(What you are asked to do) Copy, from the entries below, each line where the word "nous" can be found.

(Dataset items)
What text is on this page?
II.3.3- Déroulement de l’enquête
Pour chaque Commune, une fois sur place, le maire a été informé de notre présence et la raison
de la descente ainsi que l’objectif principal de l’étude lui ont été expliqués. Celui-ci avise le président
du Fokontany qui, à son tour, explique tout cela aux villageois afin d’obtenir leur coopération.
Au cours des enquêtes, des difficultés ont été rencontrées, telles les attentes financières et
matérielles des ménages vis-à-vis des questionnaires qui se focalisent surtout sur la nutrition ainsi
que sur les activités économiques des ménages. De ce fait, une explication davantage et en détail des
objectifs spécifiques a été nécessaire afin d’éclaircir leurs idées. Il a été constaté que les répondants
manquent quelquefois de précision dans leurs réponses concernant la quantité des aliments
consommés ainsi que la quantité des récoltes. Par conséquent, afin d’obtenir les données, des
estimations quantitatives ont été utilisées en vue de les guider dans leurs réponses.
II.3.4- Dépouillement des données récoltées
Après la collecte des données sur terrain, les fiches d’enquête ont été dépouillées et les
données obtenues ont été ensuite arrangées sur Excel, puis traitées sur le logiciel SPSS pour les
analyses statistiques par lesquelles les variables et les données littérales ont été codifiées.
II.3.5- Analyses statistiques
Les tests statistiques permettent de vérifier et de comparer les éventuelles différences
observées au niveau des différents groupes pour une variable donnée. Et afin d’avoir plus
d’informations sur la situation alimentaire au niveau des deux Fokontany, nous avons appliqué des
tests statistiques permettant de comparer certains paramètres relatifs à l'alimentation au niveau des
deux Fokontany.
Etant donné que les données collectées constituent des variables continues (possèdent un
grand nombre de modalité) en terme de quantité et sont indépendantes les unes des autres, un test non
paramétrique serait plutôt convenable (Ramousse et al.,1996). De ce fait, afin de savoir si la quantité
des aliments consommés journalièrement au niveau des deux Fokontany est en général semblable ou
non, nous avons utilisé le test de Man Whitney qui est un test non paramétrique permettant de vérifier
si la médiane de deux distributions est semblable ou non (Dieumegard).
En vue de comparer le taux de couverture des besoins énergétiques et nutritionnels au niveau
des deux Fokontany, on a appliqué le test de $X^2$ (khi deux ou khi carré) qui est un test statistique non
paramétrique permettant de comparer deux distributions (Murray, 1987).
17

(Correct response)
d’informations sur la situation alimentaire au niveau des deux Fokontany, nous avons appliqué des
non, nous avons utilisé le test de Man Whitney qui est un test non paramétrique permettant de vérifier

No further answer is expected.